(begin)

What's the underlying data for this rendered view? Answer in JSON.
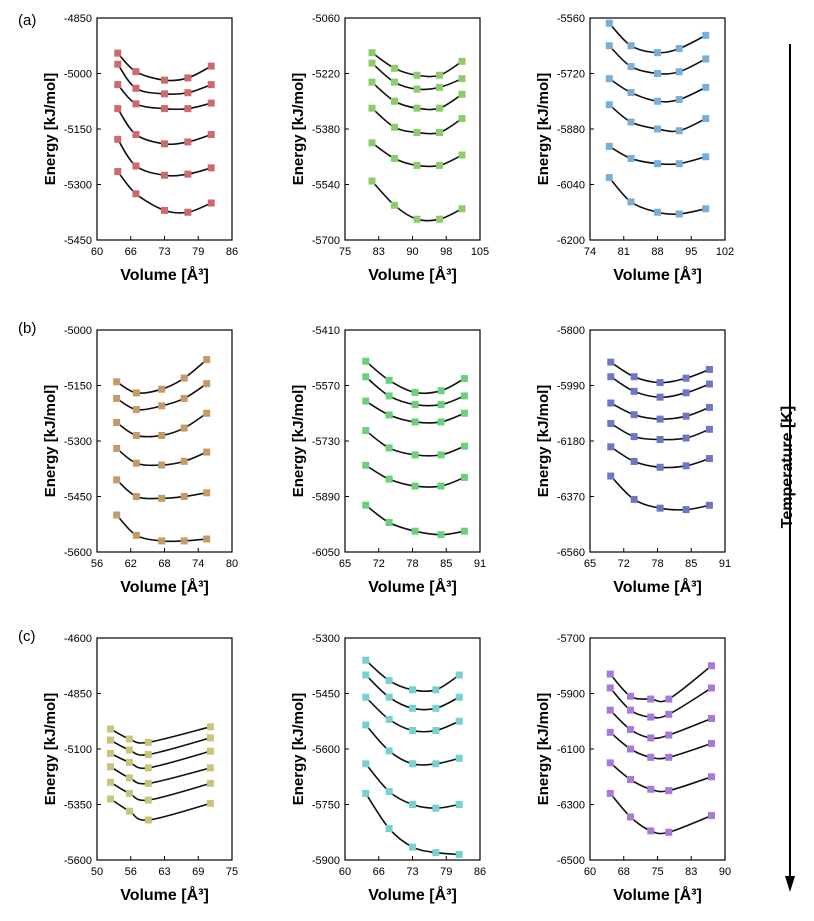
{
  "row_labels": [
    "(a)",
    "(b)",
    "(c)"
  ],
  "side_label": "Temperature [K]",
  "marker_shape": "square",
  "chart_data": [
    {
      "type": "line",
      "row": 0,
      "col": 0,
      "color": "#cd6a6a",
      "xlabel": "Volume [Å³]",
      "ylabel": "Energy [kJ/mol]",
      "xlim": [
        60,
        86
      ],
      "ylim": [
        -5450,
        -4850
      ],
      "xticks": [
        "60",
        "66",
        "73",
        "79",
        "86"
      ],
      "yticks": [
        "-4850",
        "-5000",
        "-5150",
        "-5300",
        "-5450"
      ],
      "x": [
        64,
        67.5,
        73,
        77.5,
        82
      ],
      "series": [
        {
          "values": [
            -4945,
            -4995,
            -5018,
            -5012,
            -4980
          ]
        },
        {
          "values": [
            -4975,
            -5040,
            -5055,
            -5052,
            -5030
          ]
        },
        {
          "values": [
            -5030,
            -5082,
            -5095,
            -5095,
            -5080
          ]
        },
        {
          "values": [
            -5095,
            -5165,
            -5190,
            -5185,
            -5165
          ]
        },
        {
          "values": [
            -5178,
            -5250,
            -5275,
            -5272,
            -5255
          ]
        },
        {
          "values": [
            -5265,
            -5325,
            -5370,
            -5375,
            -5350
          ]
        }
      ]
    },
    {
      "type": "line",
      "row": 0,
      "col": 1,
      "color": "#8ccc6a",
      "xlabel": "Volume [Å³]",
      "ylabel": "Energy [kJ/mol]",
      "xlim": [
        75,
        105
      ],
      "ylim": [
        -5700,
        -5060
      ],
      "xticks": [
        "75",
        "83",
        "90",
        "98",
        "105"
      ],
      "yticks": [
        "-5060",
        "-5220",
        "-5380",
        "-5540",
        "-5700"
      ],
      "x": [
        81,
        86,
        91,
        96,
        101
      ],
      "series": [
        {
          "values": [
            -5160,
            -5205,
            -5225,
            -5225,
            -5185
          ]
        },
        {
          "values": [
            -5190,
            -5245,
            -5265,
            -5260,
            -5235
          ]
        },
        {
          "values": [
            -5245,
            -5300,
            -5320,
            -5320,
            -5280
          ]
        },
        {
          "values": [
            -5320,
            -5375,
            -5390,
            -5390,
            -5350
          ]
        },
        {
          "values": [
            -5420,
            -5465,
            -5485,
            -5485,
            -5455
          ]
        },
        {
          "values": [
            -5530,
            -5600,
            -5640,
            -5640,
            -5610
          ]
        }
      ]
    },
    {
      "type": "line",
      "row": 0,
      "col": 2,
      "color": "#7aaed6",
      "xlabel": "Volume [Å³]",
      "ylabel": "Energy [kJ/mol]",
      "xlim": [
        74,
        102
      ],
      "ylim": [
        -6200,
        -5560
      ],
      "xticks": [
        "74",
        "81",
        "88",
        "95",
        "102"
      ],
      "yticks": [
        "-5560",
        "-5720",
        "-5880",
        "-6040",
        "-6200"
      ],
      "x": [
        78,
        82.5,
        88,
        92.5,
        98
      ],
      "series": [
        {
          "values": [
            -5575,
            -5640,
            -5660,
            -5648,
            -5610
          ]
        },
        {
          "values": [
            -5640,
            -5700,
            -5720,
            -5715,
            -5678
          ]
        },
        {
          "values": [
            -5735,
            -5775,
            -5800,
            -5795,
            -5760
          ]
        },
        {
          "values": [
            -5810,
            -5860,
            -5880,
            -5885,
            -5850
          ]
        },
        {
          "values": [
            -5930,
            -5965,
            -5980,
            -5980,
            -5960
          ]
        },
        {
          "values": [
            -6020,
            -6090,
            -6120,
            -6125,
            -6110
          ]
        }
      ]
    },
    {
      "type": "line",
      "row": 1,
      "col": 0,
      "color": "#c49a6a",
      "xlabel": "Volume [Å³]",
      "ylabel": "Energy [kJ/mol]",
      "xlim": [
        56,
        80
      ],
      "ylim": [
        -5600,
        -5000
      ],
      "xticks": [
        "56",
        "62",
        "68",
        "74",
        "80"
      ],
      "yticks": [
        "-5000",
        "-5150",
        "-5300",
        "-5450",
        "-5600"
      ],
      "x": [
        59.5,
        63,
        67.5,
        71.5,
        75.5
      ],
      "series": [
        {
          "values": [
            -5140,
            -5170,
            -5160,
            -5130,
            -5080
          ]
        },
        {
          "values": [
            -5185,
            -5215,
            -5205,
            -5185,
            -5145
          ]
        },
        {
          "values": [
            -5250,
            -5285,
            -5285,
            -5265,
            -5225
          ]
        },
        {
          "values": [
            -5320,
            -5360,
            -5365,
            -5355,
            -5330
          ]
        },
        {
          "values": [
            -5405,
            -5450,
            -5455,
            -5450,
            -5440
          ]
        },
        {
          "values": [
            -5500,
            -5555,
            -5570,
            -5570,
            -5565
          ]
        }
      ]
    },
    {
      "type": "line",
      "row": 1,
      "col": 1,
      "color": "#6ad07a",
      "xlabel": "Volume [Å³]",
      "ylabel": "Energy [kJ/mol]",
      "xlim": [
        65,
        91
      ],
      "ylim": [
        -6050,
        -5410
      ],
      "xticks": [
        "65",
        "72",
        "78",
        "85",
        "91"
      ],
      "yticks": [
        "-5410",
        "-5570",
        "-5730",
        "-5890",
        "-6050"
      ],
      "x": [
        69,
        73.5,
        78.5,
        83.5,
        88
      ],
      "series": [
        {
          "values": [
            -5500,
            -5555,
            -5590,
            -5585,
            -5550
          ]
        },
        {
          "values": [
            -5545,
            -5600,
            -5625,
            -5625,
            -5600
          ]
        },
        {
          "values": [
            -5615,
            -5655,
            -5675,
            -5675,
            -5650
          ]
        },
        {
          "values": [
            -5700,
            -5750,
            -5770,
            -5770,
            -5745
          ]
        },
        {
          "values": [
            -5800,
            -5840,
            -5860,
            -5860,
            -5835
          ]
        },
        {
          "values": [
            -5915,
            -5965,
            -5990,
            -6000,
            -5990
          ]
        }
      ]
    },
    {
      "type": "line",
      "row": 1,
      "col": 2,
      "color": "#6f76c4",
      "xlabel": "Volume [Å³]",
      "ylabel": "Energy [kJ/mol]",
      "xlim": [
        65,
        91
      ],
      "ylim": [
        -6560,
        -5800
      ],
      "xticks": [
        "65",
        "72",
        "78",
        "85",
        "91"
      ],
      "yticks": [
        "-5800",
        "-5990",
        "-6180",
        "-6370",
        "-6560"
      ],
      "x": [
        69,
        73.5,
        78.5,
        83.5,
        88
      ],
      "series": [
        {
          "values": [
            -5910,
            -5960,
            -5980,
            -5965,
            -5935
          ]
        },
        {
          "values": [
            -5960,
            -6010,
            -6030,
            -6015,
            -5985
          ]
        },
        {
          "values": [
            -6050,
            -6090,
            -6105,
            -6095,
            -6065
          ]
        },
        {
          "values": [
            -6120,
            -6165,
            -6175,
            -6170,
            -6140
          ]
        },
        {
          "values": [
            -6200,
            -6250,
            -6270,
            -6265,
            -6240
          ]
        },
        {
          "values": [
            -6300,
            -6380,
            -6410,
            -6415,
            -6400
          ]
        }
      ]
    },
    {
      "type": "line",
      "row": 2,
      "col": 0,
      "color": "#c8c47a",
      "xlabel": "Volume [Å³]",
      "ylabel": "Energy [kJ/mol]",
      "xlim": [
        50,
        75
      ],
      "ylim": [
        -5600,
        -4600
      ],
      "xticks": [
        "50",
        "56",
        "63",
        "69",
        "75"
      ],
      "yticks": [
        "-4600",
        "-4850",
        "-5100",
        "-5350",
        "-5600"
      ],
      "x": [
        52.5,
        56,
        59.5,
        71
      ],
      "series": [
        {
          "values": [
            -5010,
            -5055,
            -5070,
            -5000
          ]
        },
        {
          "values": [
            -5060,
            -5105,
            -5125,
            -5050
          ]
        },
        {
          "values": [
            -5120,
            -5160,
            -5185,
            -5110
          ]
        },
        {
          "values": [
            -5180,
            -5230,
            -5255,
            -5185
          ]
        },
        {
          "values": [
            -5250,
            -5300,
            -5330,
            -5255
          ]
        },
        {
          "values": [
            -5325,
            -5380,
            -5420,
            -5345
          ]
        }
      ]
    },
    {
      "type": "line",
      "row": 2,
      "col": 1,
      "color": "#78d0d0",
      "xlabel": "Volume [Å³]",
      "ylabel": "Energy [kJ/mol]",
      "xlim": [
        60,
        86
      ],
      "ylim": [
        -5900,
        -5300
      ],
      "xticks": [
        "60",
        "66",
        "73",
        "79",
        "86"
      ],
      "yticks": [
        "-5300",
        "-5450",
        "-5600",
        "-5750",
        "-5900"
      ],
      "x": [
        64,
        68.5,
        73,
        77.5,
        82
      ],
      "series": [
        {
          "values": [
            -5360,
            -5415,
            -5440,
            -5440,
            -5400
          ]
        },
        {
          "values": [
            -5400,
            -5460,
            -5490,
            -5490,
            -5460
          ]
        },
        {
          "values": [
            -5460,
            -5520,
            -5550,
            -5550,
            -5525
          ]
        },
        {
          "values": [
            -5535,
            -5605,
            -5640,
            -5640,
            -5625
          ]
        },
        {
          "values": [
            -5640,
            -5715,
            -5750,
            -5760,
            -5750
          ]
        },
        {
          "values": [
            -5720,
            -5815,
            -5865,
            -5880,
            -5885
          ]
        }
      ]
    },
    {
      "type": "line",
      "row": 2,
      "col": 2,
      "color": "#a77ad6",
      "xlabel": "Volume [Å³]",
      "ylabel": "Energy [kJ/mol]",
      "xlim": [
        60,
        90
      ],
      "ylim": [
        -6500,
        -5700
      ],
      "xticks": [
        "60",
        "68",
        "75",
        "83",
        "90"
      ],
      "yticks": [
        "-5700",
        "-5900",
        "-6100",
        "-6300",
        "-6500"
      ],
      "x": [
        64.5,
        69,
        73.5,
        77.5,
        87
      ],
      "series": [
        {
          "values": [
            -5830,
            -5910,
            -5920,
            -5920,
            -5800
          ]
        },
        {
          "values": [
            -5880,
            -5960,
            -5985,
            -5975,
            -5880
          ]
        },
        {
          "values": [
            -5960,
            -6030,
            -6060,
            -6050,
            -5990
          ]
        },
        {
          "values": [
            -6040,
            -6100,
            -6130,
            -6130,
            -6080
          ]
        },
        {
          "values": [
            -6150,
            -6210,
            -6245,
            -6250,
            -6200
          ]
        },
        {
          "values": [
            -6260,
            -6345,
            -6395,
            -6400,
            -6340
          ]
        }
      ]
    }
  ]
}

(end)

- [INSTRUCTION]: List the lines of the material in which the word "color" occurs.

- [SOLUTION FOR THIS PROBLEM]:
      "color": "#cd6a6a",
      "color": "#8ccc6a",
      "color": "#7aaed6",
      "color": "#c49a6a",
      "color": "#6ad07a",
      "color": "#6f76c4",
      "color": "#c8c47a",
      "color": "#78d0d0",
      "color": "#a77ad6",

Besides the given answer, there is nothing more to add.